##### MATERIAL PROVIDED #####
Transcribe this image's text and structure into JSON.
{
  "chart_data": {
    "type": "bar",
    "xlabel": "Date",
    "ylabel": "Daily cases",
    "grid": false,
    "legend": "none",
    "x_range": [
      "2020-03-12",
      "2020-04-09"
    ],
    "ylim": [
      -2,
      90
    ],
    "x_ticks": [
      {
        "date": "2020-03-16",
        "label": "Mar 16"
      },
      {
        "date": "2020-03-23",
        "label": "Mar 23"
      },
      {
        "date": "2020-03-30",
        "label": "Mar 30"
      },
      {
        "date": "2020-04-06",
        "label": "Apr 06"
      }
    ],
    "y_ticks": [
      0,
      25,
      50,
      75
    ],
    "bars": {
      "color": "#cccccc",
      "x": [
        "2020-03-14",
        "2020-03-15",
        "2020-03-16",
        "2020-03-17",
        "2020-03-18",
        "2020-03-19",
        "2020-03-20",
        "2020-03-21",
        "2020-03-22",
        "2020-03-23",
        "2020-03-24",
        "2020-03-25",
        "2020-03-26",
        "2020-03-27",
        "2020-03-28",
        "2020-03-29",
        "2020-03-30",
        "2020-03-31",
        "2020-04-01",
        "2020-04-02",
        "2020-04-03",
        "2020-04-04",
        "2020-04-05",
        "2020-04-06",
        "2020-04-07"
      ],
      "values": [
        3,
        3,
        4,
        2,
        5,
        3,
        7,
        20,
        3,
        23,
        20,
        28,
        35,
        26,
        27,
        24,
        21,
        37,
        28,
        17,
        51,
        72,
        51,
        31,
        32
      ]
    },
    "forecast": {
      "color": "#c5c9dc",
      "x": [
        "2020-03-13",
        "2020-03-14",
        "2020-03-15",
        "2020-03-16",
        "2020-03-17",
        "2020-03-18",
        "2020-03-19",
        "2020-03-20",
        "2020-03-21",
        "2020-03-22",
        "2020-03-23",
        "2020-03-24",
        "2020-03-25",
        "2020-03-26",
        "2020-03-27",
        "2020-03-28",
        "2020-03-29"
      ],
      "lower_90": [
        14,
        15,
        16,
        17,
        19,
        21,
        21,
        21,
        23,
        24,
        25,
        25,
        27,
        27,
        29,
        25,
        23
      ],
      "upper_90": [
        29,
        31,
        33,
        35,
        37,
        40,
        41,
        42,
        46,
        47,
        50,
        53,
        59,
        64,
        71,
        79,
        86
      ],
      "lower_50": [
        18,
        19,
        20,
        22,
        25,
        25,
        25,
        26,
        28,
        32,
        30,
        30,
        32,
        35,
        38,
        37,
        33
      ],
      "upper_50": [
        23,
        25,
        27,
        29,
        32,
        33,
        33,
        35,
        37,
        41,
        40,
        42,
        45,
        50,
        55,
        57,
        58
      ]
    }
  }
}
#####
• [SET PROBLEM]: Copy out the whole listing exactly as written.

• [EXERCISE ANSWER]:
Transcribe this image's text and structure into JSON.
{
  "chart_data": {
    "type": "bar",
    "xlabel": "Date",
    "ylabel": "Daily cases",
    "grid": false,
    "legend": "none",
    "x_range": [
      "2020-03-12",
      "2020-04-09"
    ],
    "ylim": [
      -2,
      90
    ],
    "x_ticks": [
      {
        "date": "2020-03-16",
        "label": "Mar 16"
      },
      {
        "date": "2020-03-23",
        "label": "Mar 23"
      },
      {
        "date": "2020-03-30",
        "label": "Mar 30"
      },
      {
        "date": "2020-04-06",
        "label": "Apr 06"
      }
    ],
    "y_ticks": [
      0,
      25,
      50,
      75
    ],
    "bars": {
      "color": "#cccccc",
      "x": [
        "2020-03-14",
        "2020-03-15",
        "2020-03-16",
        "2020-03-17",
        "2020-03-18",
        "2020-03-19",
        "2020-03-20",
        "2020-03-21",
        "2020-03-22",
        "2020-03-23",
        "2020-03-24",
        "2020-03-25",
        "2020-03-26",
        "2020-03-27",
        "2020-03-28",
        "2020-03-29",
        "2020-03-30",
        "2020-03-31",
        "2020-04-01",
        "2020-04-02",
        "2020-04-03",
        "2020-04-04",
        "2020-04-05",
        "2020-04-06",
        "2020-04-07"
      ],
      "values": [
        3,
        3,
        4,
        2,
        5,
        3,
        7,
        20,
        3,
        23,
        20,
        28,
        35,
        26,
        27,
        24,
        21,
        37,
        28,
        17,
        51,
        72,
        51,
        31,
        32
      ]
    },
    "forecast": {
      "color": "#c5c9dc",
      "x": [
        "2020-03-13",
        "2020-03-14",
        "2020-03-15",
        "2020-03-16",
        "2020-03-17",
        "2020-03-18",
        "2020-03-19",
        "2020-03-20",
        "2020-03-21",
        "2020-03-22",
        "2020-03-23",
        "2020-03-24",
        "2020-03-25",
        "2020-03-26",
        "2020-03-27",
        "2020-03-28",
        "2020-03-29"
      ],
      "lower_90": [
        14,
        15,
        16,
        17,
        19,
        21,
        21,
        21,
        23,
        24,
        25,
        25,
        27,
        27,
        29,
        25,
        23
      ],
      "upper_90": [
        29,
        31,
        33,
        35,
        37,
        40,
        41,
        42,
        46,
        47,
        50,
        53,
        59,
        64,
        71,
        79,
        86
      ],
      "lower_50": [
        18,
        19,
        20,
        22,
        25,
        25,
        25,
        26,
        28,
        32,
        30,
        30,
        32,
        35,
        38,
        37,
        33
      ],
      "upper_50": [
        23,
        25,
        27,
        29,
        32,
        33,
        33,
        35,
        37,
        41,
        40,
        42,
        45,
        50,
        55,
        57,
        58
      ]
    }
  }
}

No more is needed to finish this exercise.